(Stored data entries)

┏━━

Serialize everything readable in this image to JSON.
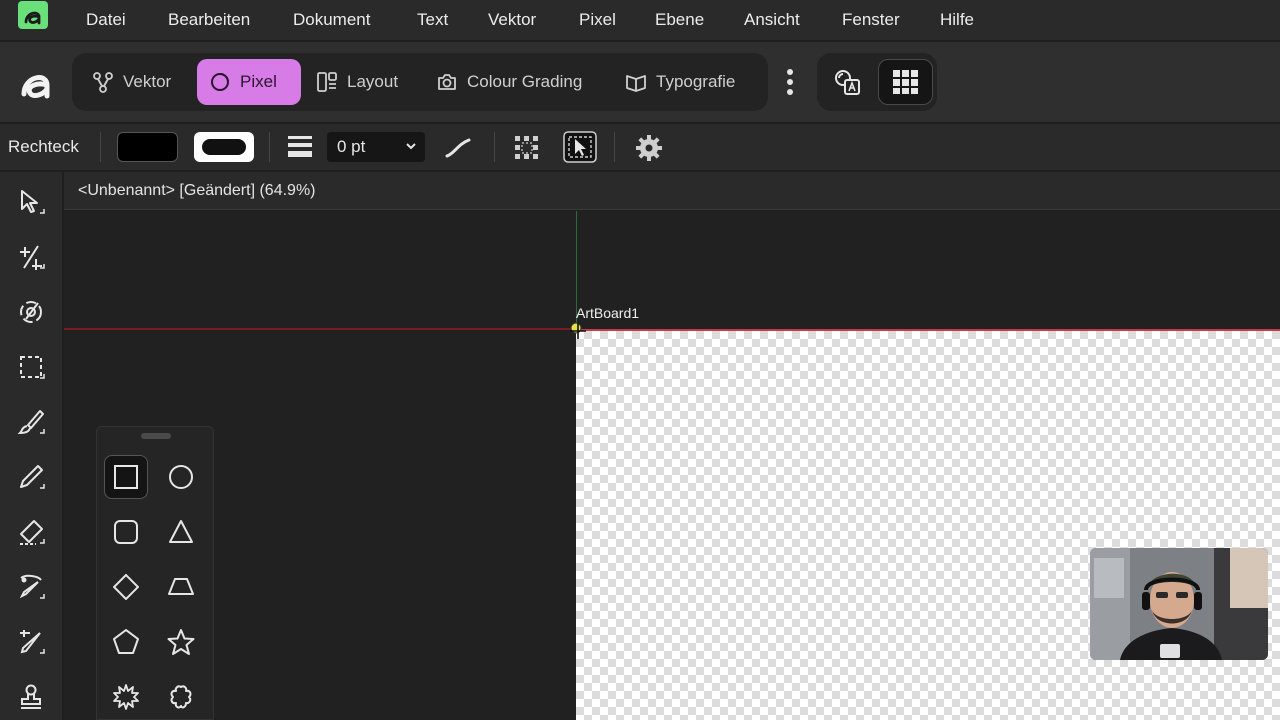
{
  "menu": {
    "items": [
      "Datei",
      "Bearbeiten",
      "Dokument",
      "Text",
      "Vektor",
      "Pixel",
      "Ebene",
      "Ansicht",
      "Fenster",
      "Hilfe"
    ]
  },
  "personas": [
    {
      "label": "Vektor",
      "icon": "vector-nodes-icon",
      "active": false
    },
    {
      "label": "Pixel",
      "icon": "pixel-brush-icon",
      "active": true
    },
    {
      "label": "Layout",
      "icon": "layout-icon",
      "active": false
    },
    {
      "label": "Colour Grading",
      "icon": "camera-icon",
      "active": false
    },
    {
      "label": "Typografie",
      "icon": "book-icon",
      "active": false
    }
  ],
  "context": {
    "tool_name": "Rechteck",
    "stroke_width": "0 pt",
    "fill_color": "#000000",
    "stroke_color": "#ffffff"
  },
  "document": {
    "tab_title": "<Unbenannt> [Geändert] (64.9%)",
    "artboard_label": "ArtBoard1"
  },
  "colors": {
    "accent_persona": "#d77be6",
    "app_badge": "#6ae07a"
  },
  "tools": [
    "move-tool-icon",
    "transform-tool-icon",
    "node-tool-icon",
    "marquee-tool-icon",
    "brush-tool-icon",
    "pencil-tool-icon",
    "eraser-tool-icon",
    "pen-tool-icon",
    "vector-pen-tool-icon",
    "stamp-tool-icon"
  ],
  "shapes": [
    "rectangle",
    "ellipse",
    "rounded-rectangle",
    "triangle",
    "diamond",
    "trapezoid",
    "pentagon",
    "star",
    "burst",
    "cloud"
  ]
}
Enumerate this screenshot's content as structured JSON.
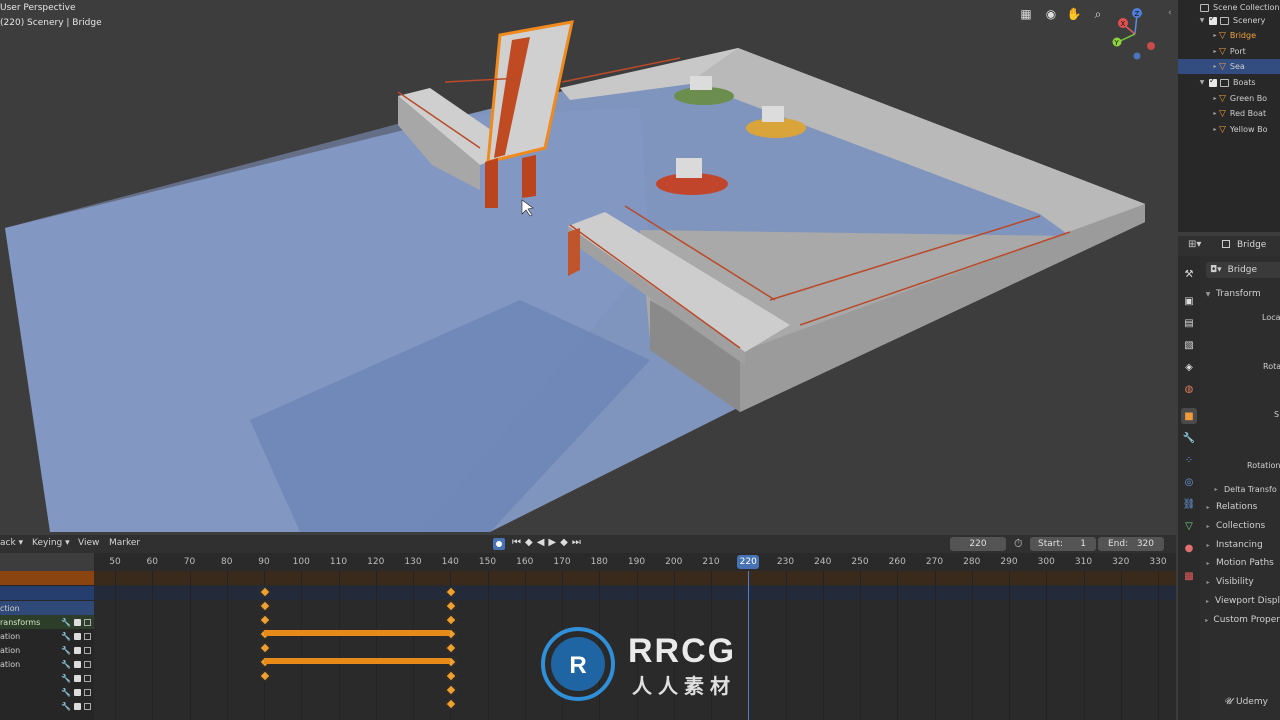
{
  "viewport": {
    "title": "User Perspective",
    "subtitle": "(220) Scenery | Bridge",
    "axes": {
      "x": "X",
      "y": "Y",
      "z": "Z"
    },
    "nav_icons": [
      "grid-icon",
      "camera-icon",
      "hand-icon",
      "zoom-icon"
    ]
  },
  "outliner": {
    "root": "Scene Collection",
    "rows": [
      {
        "label": "Scenery",
        "kind": "collection"
      },
      {
        "label": "Bridge",
        "kind": "object",
        "active": true
      },
      {
        "label": "Port",
        "kind": "object"
      },
      {
        "label": "Sea",
        "kind": "object",
        "selected": true
      },
      {
        "label": "Boats",
        "kind": "collection"
      },
      {
        "label": "Green Bo",
        "kind": "object"
      },
      {
        "label": "Red Boat",
        "kind": "object"
      },
      {
        "label": "Yellow Bo",
        "kind": "object"
      }
    ]
  },
  "properties": {
    "header_object": "Bridge",
    "object_name": "Bridge",
    "transform_title": "Transform",
    "field_labels": [
      "Loca",
      "Rota",
      "S",
      "Rotation"
    ],
    "delta": "Delta Transfo",
    "sections": [
      "Relations",
      "Collections",
      "Instancing",
      "Motion Paths",
      "Visibility",
      "Viewport Displ",
      "Custom Proper"
    ]
  },
  "timeline": {
    "menus": [
      "ack",
      "Keying",
      "View",
      "Marker"
    ],
    "current_frame": "220",
    "start_label": "Start:",
    "start": "1",
    "end_label": "End:",
    "end": "320",
    "ruler": [
      "50",
      "60",
      "70",
      "80",
      "90",
      "100",
      "110",
      "120",
      "130",
      "140",
      "150",
      "160",
      "170",
      "180",
      "190",
      "200",
      "210",
      "220",
      "230",
      "240",
      "250",
      "260",
      "270",
      "280",
      "290",
      "300",
      "310",
      "320",
      "330"
    ],
    "channels": [
      "",
      "",
      "ction",
      "ransforms",
      "ation",
      "ation",
      "ation",
      "",
      "",
      "",
      ""
    ],
    "keyframes": [
      90,
      140
    ]
  },
  "watermark": {
    "brand": "RRCG",
    "sub": "人人素材",
    "credit": "Udemy"
  }
}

┗━━

## JOB
Identify the lines in the entries that hold "vector" and return each one.

## FULL OUTPUT
      "icon": "vector-nodes-icon",
    "vector-pen-tool-icon",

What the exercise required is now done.